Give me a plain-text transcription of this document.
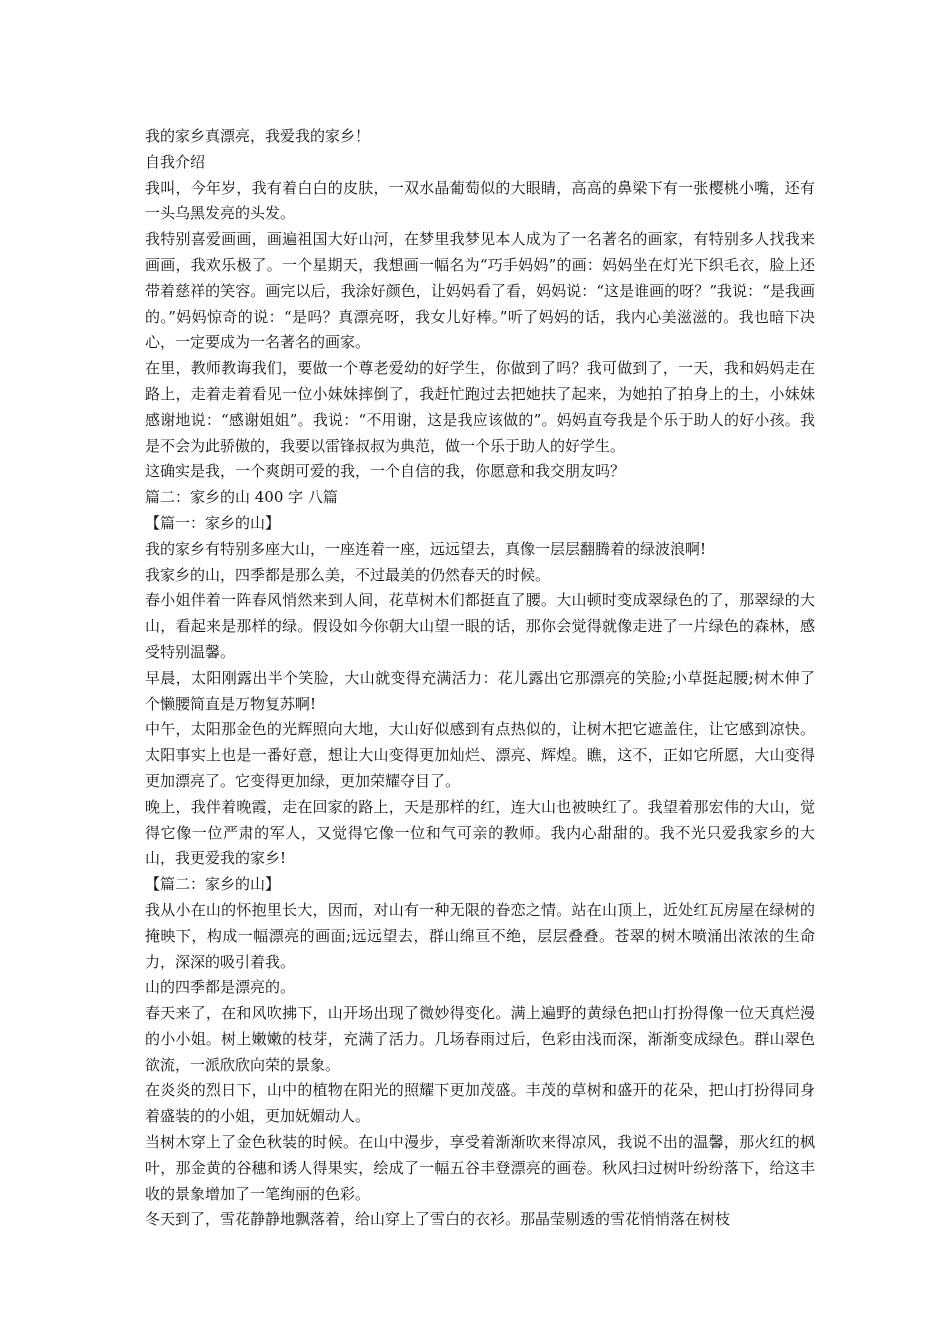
我的家乡真漂亮，我爱我的家乡！

自我介绍

我叫，今年岁，我有着白白的皮肤，一双水晶葡萄似的大眼睛，高高的鼻梁下有一张樱桃小嘴，还有一头乌黑发亮的头发。

我特别喜爱画画，画遍祖国大好山河，在梦里我梦见本人成为了一名著名的画家，有特别多人找我来画画，我欢乐极了。一个星期天，我想画一幅名为“巧手妈妈”的画：妈妈坐在灯光下织毛衣，脸上还带着慈祥的笑容。画完以后，我涂好颜色，让妈妈看了看，妈妈说：“这是谁画的呀？”我说：“是我画的。”妈妈惊奇的说：“是吗？真漂亮呀，我女儿好棒。”听了妈妈的话，我内心美滋滋的。我也暗下决心，一定要成为一名著名的画家。

在里，教师教诲我们，要做一个尊老爱幼的好学生，你做到了吗？我可做到了，一天，我和妈妈走在路上，走着走着看见一位小妹妹摔倒了，我赶忙跑过去把她扶了起来，为她拍了拍身上的土，小妹妹感谢地说：“感谢姐姐”。我说：“不用谢，这是我应该做的”。妈妈直夸我是个乐于助人的好小孩。我是不会为此骄傲的，我要以雷锋叔叔为典范，做一个乐于助人的好学生。

这确实是我，一个爽朗可爱的我，一个自信的我，你愿意和我交朋友吗？

篇二：家乡的山 400 字 八篇

【篇一：家乡的山】

我的家乡有特别多座大山，一座连着一座，远远望去，真像一层层翻腾着的绿波浪啊!

我家乡的山，四季都是那么美，不过最美的仍然春天的时候。

春小姐伴着一阵春风悄然来到人间，花草树木们都挺直了腰。大山顿时变成翠绿色的了，那翠绿的大山，看起来是那样的绿。假设如今你朝大山望一眼的话，那你会觉得就像走进了一片绿色的森林，感受特别温馨。

早晨，太阳刚露出半个笑脸，大山就变得充满活力：花儿露出它那漂亮的笑脸;小草挺起腰;树木伸了个懒腰简直是万物复苏啊!

中午，太阳那金色的光辉照向大地，大山好似感到有点热似的，让树木把它遮盖住，让它感到凉快。太阳事实上也是一番好意，想让大山变得更加灿烂、漂亮、辉煌。瞧，这不，正如它所愿，大山变得更加漂亮了。它变得更加绿，更加荣耀夺目了。

晚上，我伴着晚霞，走在回家的路上，天是那样的红，连大山也被映红了。我望着那宏伟的大山，觉得它像一位严肃的军人，又觉得它像一位和气可亲的教师。我内心甜甜的。我不光只爱我家乡的大山，我更爱我的家乡!

【篇二：家乡的山】

我从小在山的怀抱里长大，因而，对山有一种无限的眷恋之情。站在山顶上，近处红瓦房屋在绿树的掩映下，构成一幅漂亮的画面;远远望去，群山绵亘不绝，层层叠叠。苍翠的树木喷涌出浓浓的生命力，深深的吸引着我。

山的四季都是漂亮的。

春天来了，在和风吹拂下，山开场出现了微妙得变化。满上遍野的黄绿色把山打扮得像一位天真烂漫的小小姐。树上嫩嫩的枝芽，充满了活力。几场春雨过后，色彩由浅而深，渐渐变成绿色。群山翠色欲流，一派欣欣向荣的景象。

在炎炎的烈日下，山中的植物在阳光的照耀下更加茂盛。丰茂的草树和盛开的花朵，把山打扮得同身着盛装的的小姐，更加妩媚动人。

当树木穿上了金色秋装的时候。在山中漫步，享受着渐渐吹来得凉风，我说不出的温馨，那火红的枫叶，那金黄的谷穗和诱人得果实，绘成了一幅五谷丰登漂亮的画卷。秋风扫过树叶纷纷落下，给这丰收的景象增加了一笔绚丽的色彩。

冬天到了，雪花静静地飘落着，给山穿上了雪白的衣衫。那晶莹剔透的雪花悄悄落在树枝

━━━━

## Your goal
All lines above with "远远望去" in them should be returned.

## Result of the exercise
我的家乡有特别多座大山，一座连着一座，远远望去，真像一层层翻腾着的绿波浪啊!
我从小在山的怀抱里长大，因而，对山有一种无限的眷恋之情。站在山顶上，近处红瓦房屋在绿树的掩映下，构成一幅漂亮的画面;远远望去，群山绵亘不绝，层层叠叠。苍翠的树木喷涌出浓浓的生命力，深深的吸引着我。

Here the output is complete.